--- Records to process ---
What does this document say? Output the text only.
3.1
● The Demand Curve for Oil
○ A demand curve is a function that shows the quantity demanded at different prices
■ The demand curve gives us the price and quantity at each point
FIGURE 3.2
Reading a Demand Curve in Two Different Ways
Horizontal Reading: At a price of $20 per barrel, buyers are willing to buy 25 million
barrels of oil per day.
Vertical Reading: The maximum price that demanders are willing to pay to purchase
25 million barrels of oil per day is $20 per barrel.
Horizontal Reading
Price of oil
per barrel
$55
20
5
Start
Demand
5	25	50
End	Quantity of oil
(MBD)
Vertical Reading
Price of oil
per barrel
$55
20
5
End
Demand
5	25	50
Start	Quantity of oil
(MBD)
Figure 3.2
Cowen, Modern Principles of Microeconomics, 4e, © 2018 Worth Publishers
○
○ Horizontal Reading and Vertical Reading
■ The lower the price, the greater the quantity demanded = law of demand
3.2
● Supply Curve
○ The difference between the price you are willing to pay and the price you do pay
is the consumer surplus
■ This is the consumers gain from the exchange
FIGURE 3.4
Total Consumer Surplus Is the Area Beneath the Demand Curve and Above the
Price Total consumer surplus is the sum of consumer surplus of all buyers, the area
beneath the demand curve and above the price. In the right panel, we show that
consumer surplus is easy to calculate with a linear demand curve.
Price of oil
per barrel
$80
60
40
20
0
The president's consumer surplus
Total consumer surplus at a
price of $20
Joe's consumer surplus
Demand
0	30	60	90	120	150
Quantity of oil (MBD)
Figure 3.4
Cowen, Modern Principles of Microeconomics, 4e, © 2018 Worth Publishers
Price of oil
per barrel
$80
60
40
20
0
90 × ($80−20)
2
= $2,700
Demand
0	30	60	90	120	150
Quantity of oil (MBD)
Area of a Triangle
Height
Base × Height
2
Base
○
---
> Task directions
List every line in the records above that contains the word "million".

> Answer to the problem
Horizontal Reading: At a price of $20 per barrel, buyers are willing to buy 25 million
25 million barrels of oil per day is $20 per barrel.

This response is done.